***** Exercise materials *****

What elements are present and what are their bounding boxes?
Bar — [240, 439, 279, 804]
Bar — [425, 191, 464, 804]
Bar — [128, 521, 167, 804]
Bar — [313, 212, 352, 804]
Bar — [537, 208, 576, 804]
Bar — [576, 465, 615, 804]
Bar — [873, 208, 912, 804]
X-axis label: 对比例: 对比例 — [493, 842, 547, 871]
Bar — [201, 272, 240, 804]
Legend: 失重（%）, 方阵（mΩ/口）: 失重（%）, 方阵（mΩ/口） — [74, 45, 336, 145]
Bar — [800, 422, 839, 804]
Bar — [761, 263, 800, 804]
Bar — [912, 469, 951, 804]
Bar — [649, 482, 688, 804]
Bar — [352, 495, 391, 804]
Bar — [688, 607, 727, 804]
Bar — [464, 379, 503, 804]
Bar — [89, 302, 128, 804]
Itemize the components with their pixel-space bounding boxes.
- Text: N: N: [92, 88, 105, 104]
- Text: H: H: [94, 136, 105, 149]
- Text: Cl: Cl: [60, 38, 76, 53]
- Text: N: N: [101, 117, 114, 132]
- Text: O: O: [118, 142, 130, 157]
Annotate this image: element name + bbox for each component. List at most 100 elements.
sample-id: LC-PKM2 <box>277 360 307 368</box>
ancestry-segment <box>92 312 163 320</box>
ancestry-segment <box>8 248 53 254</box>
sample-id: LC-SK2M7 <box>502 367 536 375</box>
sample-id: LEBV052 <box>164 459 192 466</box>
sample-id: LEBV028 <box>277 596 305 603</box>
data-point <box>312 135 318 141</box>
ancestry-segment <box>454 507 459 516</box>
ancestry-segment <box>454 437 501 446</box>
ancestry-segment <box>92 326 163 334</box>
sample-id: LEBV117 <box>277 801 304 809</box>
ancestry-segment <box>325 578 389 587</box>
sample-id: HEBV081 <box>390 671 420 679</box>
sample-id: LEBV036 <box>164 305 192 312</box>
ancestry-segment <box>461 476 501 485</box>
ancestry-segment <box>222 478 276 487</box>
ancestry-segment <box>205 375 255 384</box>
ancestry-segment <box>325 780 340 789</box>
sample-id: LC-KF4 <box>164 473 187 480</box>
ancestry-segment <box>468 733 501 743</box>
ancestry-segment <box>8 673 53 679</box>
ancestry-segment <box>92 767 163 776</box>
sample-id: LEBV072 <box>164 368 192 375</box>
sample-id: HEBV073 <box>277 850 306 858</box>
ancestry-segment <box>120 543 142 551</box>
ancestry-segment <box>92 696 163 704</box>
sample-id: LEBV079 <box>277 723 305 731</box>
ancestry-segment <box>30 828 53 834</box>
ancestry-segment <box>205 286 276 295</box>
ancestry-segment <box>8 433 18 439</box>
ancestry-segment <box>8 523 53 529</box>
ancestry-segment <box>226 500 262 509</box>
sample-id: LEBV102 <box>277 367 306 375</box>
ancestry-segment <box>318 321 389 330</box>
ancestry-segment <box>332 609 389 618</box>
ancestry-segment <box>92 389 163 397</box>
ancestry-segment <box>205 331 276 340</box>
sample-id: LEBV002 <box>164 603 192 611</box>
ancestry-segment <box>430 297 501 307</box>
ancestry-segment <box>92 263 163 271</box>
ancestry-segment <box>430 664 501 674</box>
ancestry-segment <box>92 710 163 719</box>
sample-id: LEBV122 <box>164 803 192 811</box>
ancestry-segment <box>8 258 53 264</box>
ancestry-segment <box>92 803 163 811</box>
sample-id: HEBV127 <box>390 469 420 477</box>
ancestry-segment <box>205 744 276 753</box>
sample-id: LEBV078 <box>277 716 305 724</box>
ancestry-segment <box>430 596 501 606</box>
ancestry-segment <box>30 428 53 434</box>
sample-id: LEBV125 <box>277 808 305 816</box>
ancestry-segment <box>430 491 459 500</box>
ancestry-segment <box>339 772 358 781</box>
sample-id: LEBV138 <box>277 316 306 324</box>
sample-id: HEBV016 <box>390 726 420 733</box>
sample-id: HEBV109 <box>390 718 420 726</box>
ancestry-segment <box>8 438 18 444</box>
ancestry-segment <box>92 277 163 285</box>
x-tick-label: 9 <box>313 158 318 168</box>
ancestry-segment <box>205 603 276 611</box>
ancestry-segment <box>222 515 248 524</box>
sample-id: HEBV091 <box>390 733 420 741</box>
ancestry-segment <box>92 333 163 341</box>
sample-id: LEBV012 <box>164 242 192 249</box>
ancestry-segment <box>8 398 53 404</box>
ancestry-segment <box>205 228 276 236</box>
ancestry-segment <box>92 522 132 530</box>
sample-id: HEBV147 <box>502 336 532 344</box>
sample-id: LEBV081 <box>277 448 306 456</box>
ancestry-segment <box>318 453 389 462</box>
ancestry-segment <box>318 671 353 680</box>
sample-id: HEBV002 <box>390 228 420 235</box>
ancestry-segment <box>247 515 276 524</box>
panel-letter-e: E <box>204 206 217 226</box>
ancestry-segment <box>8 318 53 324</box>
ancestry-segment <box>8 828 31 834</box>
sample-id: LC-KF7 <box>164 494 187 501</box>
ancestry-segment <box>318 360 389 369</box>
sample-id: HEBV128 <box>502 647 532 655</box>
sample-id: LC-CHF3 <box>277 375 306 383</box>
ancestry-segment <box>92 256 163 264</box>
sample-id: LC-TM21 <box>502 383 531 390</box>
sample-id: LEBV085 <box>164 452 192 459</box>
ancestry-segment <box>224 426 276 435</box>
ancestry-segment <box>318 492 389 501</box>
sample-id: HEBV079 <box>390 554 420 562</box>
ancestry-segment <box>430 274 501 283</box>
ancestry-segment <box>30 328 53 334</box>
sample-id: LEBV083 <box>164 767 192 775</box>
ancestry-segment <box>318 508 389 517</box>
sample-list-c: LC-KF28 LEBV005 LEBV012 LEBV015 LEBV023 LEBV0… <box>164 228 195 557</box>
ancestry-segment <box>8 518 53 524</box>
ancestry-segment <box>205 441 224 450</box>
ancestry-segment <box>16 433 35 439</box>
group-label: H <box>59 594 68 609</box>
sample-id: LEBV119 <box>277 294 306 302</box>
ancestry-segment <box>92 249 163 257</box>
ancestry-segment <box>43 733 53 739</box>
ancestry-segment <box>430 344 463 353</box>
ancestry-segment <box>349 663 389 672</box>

*****

▶ **What is required**
Could you write out the whole listing above again, line for line, with nothing changed?

▶ **Correct answer**
What elements are present and what are their bounding boxes?
Bar — [240, 439, 279, 804]
Bar — [425, 191, 464, 804]
Bar — [128, 521, 167, 804]
Bar — [313, 212, 352, 804]
Bar — [537, 208, 576, 804]
Bar — [576, 465, 615, 804]
Bar — [873, 208, 912, 804]
X-axis label: 对比例: 对比例 — [493, 842, 547, 871]
Bar — [201, 272, 240, 804]
Legend: 失重（%）, 方阵（mΩ/口）: 失重（%）, 方阵（mΩ/口） — [74, 45, 336, 145]
Bar — [800, 422, 839, 804]
Bar — [761, 263, 800, 804]
Bar — [912, 469, 951, 804]
Bar — [649, 482, 688, 804]
Bar — [352, 495, 391, 804]
Bar — [688, 607, 727, 804]
Bar — [464, 379, 503, 804]
Bar — [89, 302, 128, 804]
Itemize the components with their pixel-space bounding boxes.
- Text: N: N: [92, 88, 105, 104]
- Text: H: H: [94, 136, 105, 149]
- Text: Cl: Cl: [60, 38, 76, 53]
- Text: N: N: [101, 117, 114, 132]
- Text: O: O: [118, 142, 130, 157]
Annotate this image: element name + bbox for each component. List at most 100 elements.
sample-id: LC-PKM2 <box>277 360 307 368</box>
ancestry-segment <box>92 312 163 320</box>
ancestry-segment <box>8 248 53 254</box>
sample-id: LC-SK2M7 <box>502 367 536 375</box>
sample-id: LEBV052 <box>164 459 192 466</box>
sample-id: LEBV028 <box>277 596 305 603</box>
data-point <box>312 135 318 141</box>
ancestry-segment <box>454 507 459 516</box>
ancestry-segment <box>454 437 501 446</box>
ancestry-segment <box>92 326 163 334</box>
sample-id: LEBV117 <box>277 801 304 809</box>
ancestry-segment <box>325 578 389 587</box>
sample-id: HEBV081 <box>390 671 420 679</box>
sample-id: LEBV036 <box>164 305 192 312</box>
ancestry-segment <box>461 476 501 485</box>
ancestry-segment <box>222 478 276 487</box>
ancestry-segment <box>205 375 255 384</box>
ancestry-segment <box>325 780 340 789</box>
sample-id: LC-KF4 <box>164 473 187 480</box>
ancestry-segment <box>468 733 501 743</box>
ancestry-segment <box>8 673 53 679</box>
ancestry-segment <box>92 767 163 776</box>
sample-id: LEBV072 <box>164 368 192 375</box>
sample-id: HEBV073 <box>277 850 306 858</box>
ancestry-segment <box>120 543 142 551</box>
ancestry-segment <box>92 696 163 704</box>
sample-id: LEBV079 <box>277 723 305 731</box>
ancestry-segment <box>30 828 53 834</box>
ancestry-segment <box>205 286 276 295</box>
ancestry-segment <box>8 433 18 439</box>
ancestry-segment <box>8 523 53 529</box>
ancestry-segment <box>226 500 262 509</box>
sample-id: LEBV102 <box>277 367 306 375</box>
ancestry-segment <box>318 321 389 330</box>
ancestry-segment <box>332 609 389 618</box>
ancestry-segment <box>92 389 163 397</box>
ancestry-segment <box>205 331 276 340</box>
sample-id: LEBV002 <box>164 603 192 611</box>
ancestry-segment <box>430 297 501 307</box>
ancestry-segment <box>92 263 163 271</box>
ancestry-segment <box>430 664 501 674</box>
ancestry-segment <box>92 710 163 719</box>
sample-id: LEBV122 <box>164 803 192 811</box>
ancestry-segment <box>8 258 53 264</box>
ancestry-segment <box>92 803 163 811</box>
sample-id: HEBV127 <box>390 469 420 477</box>
ancestry-segment <box>205 744 276 753</box>
sample-id: LEBV078 <box>277 716 305 724</box>
ancestry-segment <box>430 596 501 606</box>
ancestry-segment <box>30 428 53 434</box>
sample-id: LEBV125 <box>277 808 305 816</box>
ancestry-segment <box>430 491 459 500</box>
ancestry-segment <box>339 772 358 781</box>
sample-id: LEBV138 <box>277 316 306 324</box>
sample-id: HEBV016 <box>390 726 420 733</box>
sample-id: HEBV109 <box>390 718 420 726</box>
ancestry-segment <box>8 438 18 444</box>
ancestry-segment <box>92 277 163 285</box>
x-tick-label: 9 <box>313 158 318 168</box>
ancestry-segment <box>205 603 276 611</box>
ancestry-segment <box>222 515 248 524</box>
sample-id: HEBV091 <box>390 733 420 741</box>
ancestry-segment <box>92 333 163 341</box>
sample-id: LEBV012 <box>164 242 192 249</box>
ancestry-segment <box>8 398 53 404</box>
ancestry-segment <box>205 228 276 236</box>
ancestry-segment <box>92 522 132 530</box>
sample-id: HEBV147 <box>502 336 532 344</box>
sample-id: LEBV081 <box>277 448 306 456</box>
ancestry-segment <box>318 453 389 462</box>
ancestry-segment <box>318 671 353 680</box>
sample-id: HEBV002 <box>390 228 420 235</box>
ancestry-segment <box>247 515 276 524</box>
panel-letter-e: E <box>204 206 217 226</box>
ancestry-segment <box>8 318 53 324</box>
ancestry-segment <box>8 828 31 834</box>
sample-id: LC-KF7 <box>164 494 187 501</box>
ancestry-segment <box>318 360 389 369</box>
sample-id: HEBV128 <box>502 647 532 655</box>
sample-id: LC-CHF3 <box>277 375 306 383</box>
ancestry-segment <box>92 256 163 264</box>
sample-id: LC-TM21 <box>502 383 531 390</box>
sample-id: LEBV085 <box>164 452 192 459</box>
ancestry-segment <box>224 426 276 435</box>
ancestry-segment <box>318 492 389 501</box>
sample-id: HEBV079 <box>390 554 420 562</box>
ancestry-segment <box>430 274 501 283</box>
ancestry-segment <box>30 328 53 334</box>
sample-id: LEBV083 <box>164 767 192 775</box>
ancestry-segment <box>318 508 389 517</box>
sample-list-c: LC-KF28 LEBV005 LEBV012 LEBV015 LEBV023 LEBV0… <box>164 228 195 557</box>
ancestry-segment <box>8 518 53 524</box>
ancestry-segment <box>205 441 224 450</box>
ancestry-segment <box>16 433 35 439</box>
group-label: H <box>59 594 68 609</box>
sample-id: LEBV119 <box>277 294 306 302</box>
ancestry-segment <box>92 249 163 257</box>
ancestry-segment <box>43 733 53 739</box>
ancestry-segment <box>430 344 463 353</box>
ancestry-segment <box>349 663 389 672</box>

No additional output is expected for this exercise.